Data listing
↓↓↓

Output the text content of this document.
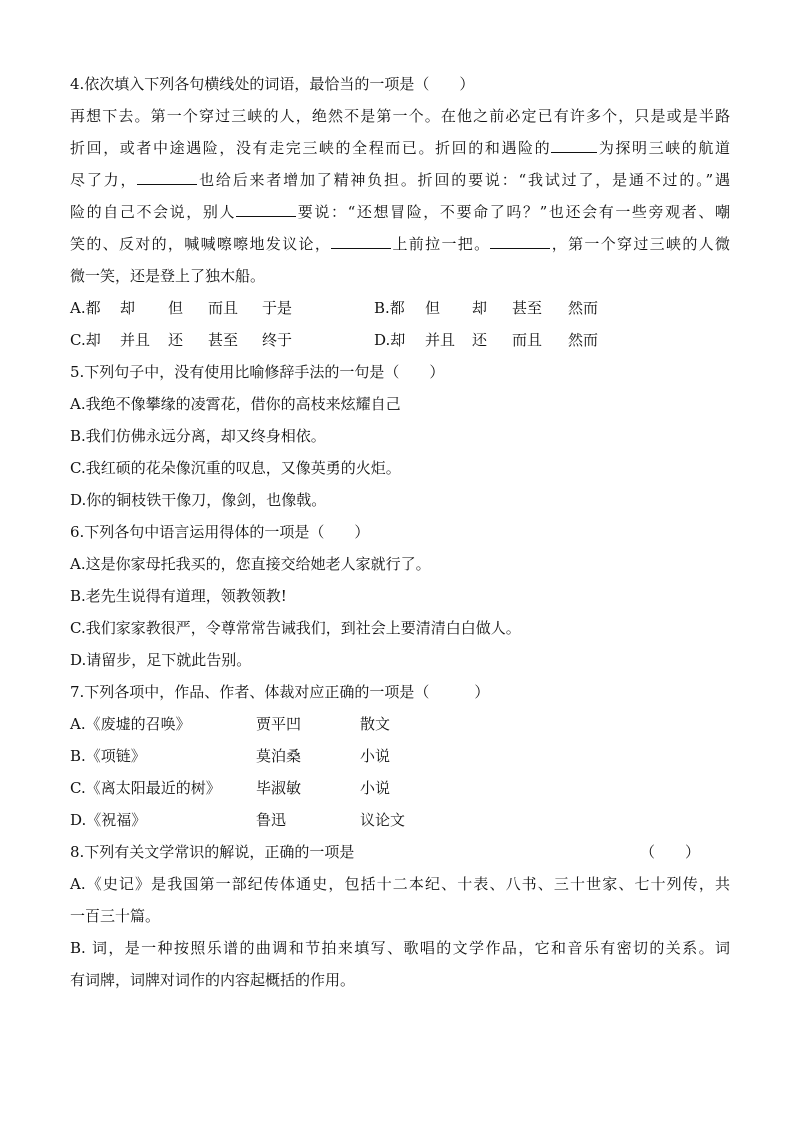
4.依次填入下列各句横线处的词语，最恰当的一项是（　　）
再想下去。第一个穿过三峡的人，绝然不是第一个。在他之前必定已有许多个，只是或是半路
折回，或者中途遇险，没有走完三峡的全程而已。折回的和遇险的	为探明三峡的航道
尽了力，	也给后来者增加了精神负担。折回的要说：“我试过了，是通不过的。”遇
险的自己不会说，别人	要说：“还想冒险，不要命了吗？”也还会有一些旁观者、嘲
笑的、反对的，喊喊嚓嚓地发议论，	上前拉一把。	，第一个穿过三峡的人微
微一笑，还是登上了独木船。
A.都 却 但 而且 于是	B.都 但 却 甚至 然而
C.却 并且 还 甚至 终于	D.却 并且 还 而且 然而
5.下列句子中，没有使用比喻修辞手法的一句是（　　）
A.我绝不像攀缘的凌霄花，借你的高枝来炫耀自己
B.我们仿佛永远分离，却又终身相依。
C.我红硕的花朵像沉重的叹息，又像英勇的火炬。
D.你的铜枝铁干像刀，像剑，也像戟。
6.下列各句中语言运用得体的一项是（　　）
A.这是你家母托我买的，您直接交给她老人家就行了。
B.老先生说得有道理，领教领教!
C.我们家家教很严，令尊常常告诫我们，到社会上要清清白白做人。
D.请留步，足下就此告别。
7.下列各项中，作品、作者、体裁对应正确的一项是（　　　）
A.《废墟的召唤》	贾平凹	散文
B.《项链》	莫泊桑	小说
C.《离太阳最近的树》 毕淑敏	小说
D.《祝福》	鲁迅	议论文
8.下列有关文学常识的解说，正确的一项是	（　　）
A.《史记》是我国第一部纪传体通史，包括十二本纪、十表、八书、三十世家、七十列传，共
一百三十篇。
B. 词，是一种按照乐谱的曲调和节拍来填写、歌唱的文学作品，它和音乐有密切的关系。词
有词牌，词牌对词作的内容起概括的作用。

↑↑↑
↓↓↓

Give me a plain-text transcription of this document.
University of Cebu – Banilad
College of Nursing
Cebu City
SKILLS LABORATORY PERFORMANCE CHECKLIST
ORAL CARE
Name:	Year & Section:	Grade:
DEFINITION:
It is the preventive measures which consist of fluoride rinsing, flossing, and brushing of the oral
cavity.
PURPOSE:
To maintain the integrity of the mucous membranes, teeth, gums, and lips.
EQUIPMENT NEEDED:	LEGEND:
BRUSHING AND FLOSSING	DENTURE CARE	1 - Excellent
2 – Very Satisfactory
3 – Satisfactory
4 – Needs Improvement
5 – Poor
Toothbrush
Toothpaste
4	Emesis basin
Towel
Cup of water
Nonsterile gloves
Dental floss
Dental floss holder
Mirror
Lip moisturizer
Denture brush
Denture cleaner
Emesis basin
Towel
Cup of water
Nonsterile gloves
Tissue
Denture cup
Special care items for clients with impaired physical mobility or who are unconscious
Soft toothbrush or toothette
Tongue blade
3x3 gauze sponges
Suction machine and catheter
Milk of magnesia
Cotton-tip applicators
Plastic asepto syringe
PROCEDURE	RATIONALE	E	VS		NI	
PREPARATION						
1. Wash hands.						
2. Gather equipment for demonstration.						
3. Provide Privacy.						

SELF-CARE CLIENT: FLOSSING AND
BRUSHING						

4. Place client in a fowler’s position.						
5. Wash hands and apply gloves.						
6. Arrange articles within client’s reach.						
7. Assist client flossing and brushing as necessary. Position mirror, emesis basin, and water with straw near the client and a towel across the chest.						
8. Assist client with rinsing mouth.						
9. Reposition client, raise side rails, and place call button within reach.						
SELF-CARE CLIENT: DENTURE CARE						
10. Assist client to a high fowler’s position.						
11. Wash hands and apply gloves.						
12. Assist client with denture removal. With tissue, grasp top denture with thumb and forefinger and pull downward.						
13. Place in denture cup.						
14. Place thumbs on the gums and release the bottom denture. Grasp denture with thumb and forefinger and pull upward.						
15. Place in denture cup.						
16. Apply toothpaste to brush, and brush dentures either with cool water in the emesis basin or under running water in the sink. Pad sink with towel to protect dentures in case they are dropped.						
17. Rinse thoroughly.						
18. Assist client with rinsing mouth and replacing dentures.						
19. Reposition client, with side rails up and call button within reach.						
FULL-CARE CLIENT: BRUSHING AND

↑↑↑
↓↓↓

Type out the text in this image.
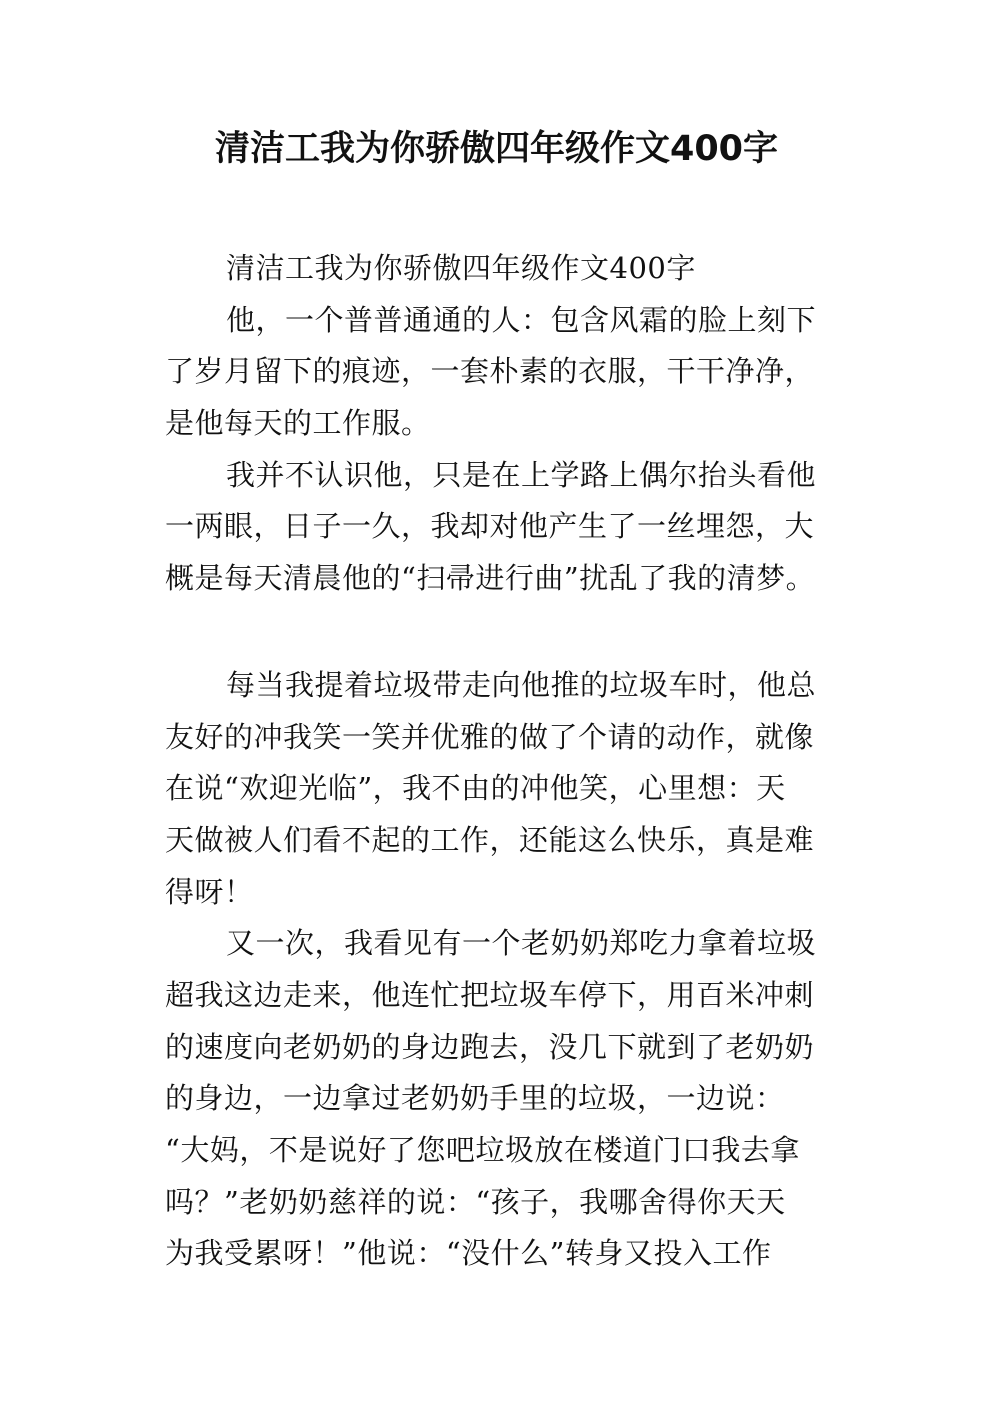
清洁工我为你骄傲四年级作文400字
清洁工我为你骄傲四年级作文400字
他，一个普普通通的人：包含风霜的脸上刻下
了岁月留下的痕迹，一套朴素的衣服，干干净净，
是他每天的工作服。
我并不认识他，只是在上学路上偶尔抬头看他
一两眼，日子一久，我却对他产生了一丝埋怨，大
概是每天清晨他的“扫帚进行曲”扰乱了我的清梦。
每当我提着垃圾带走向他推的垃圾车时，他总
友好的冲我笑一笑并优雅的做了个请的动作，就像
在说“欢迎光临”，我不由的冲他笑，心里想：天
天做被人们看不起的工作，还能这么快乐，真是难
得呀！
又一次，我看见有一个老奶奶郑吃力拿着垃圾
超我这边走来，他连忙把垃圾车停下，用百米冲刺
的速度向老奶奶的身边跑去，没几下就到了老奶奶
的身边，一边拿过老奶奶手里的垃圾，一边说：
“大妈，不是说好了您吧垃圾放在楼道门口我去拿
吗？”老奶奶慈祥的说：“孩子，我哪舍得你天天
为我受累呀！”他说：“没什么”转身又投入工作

↑↑↑

▶ EXERCISE DETAILS
Copy and report every line where the word "dentures" is present.

▶ RESULT OF THIS TASK
16. Apply toothpaste to brush, and brush dentures either with cool water in the emesis basin or under running water in the sink. Pad sink with towel to protect dentures in case they are dropped.						
18. Assist client with rinsing mouth and replacing dentures.						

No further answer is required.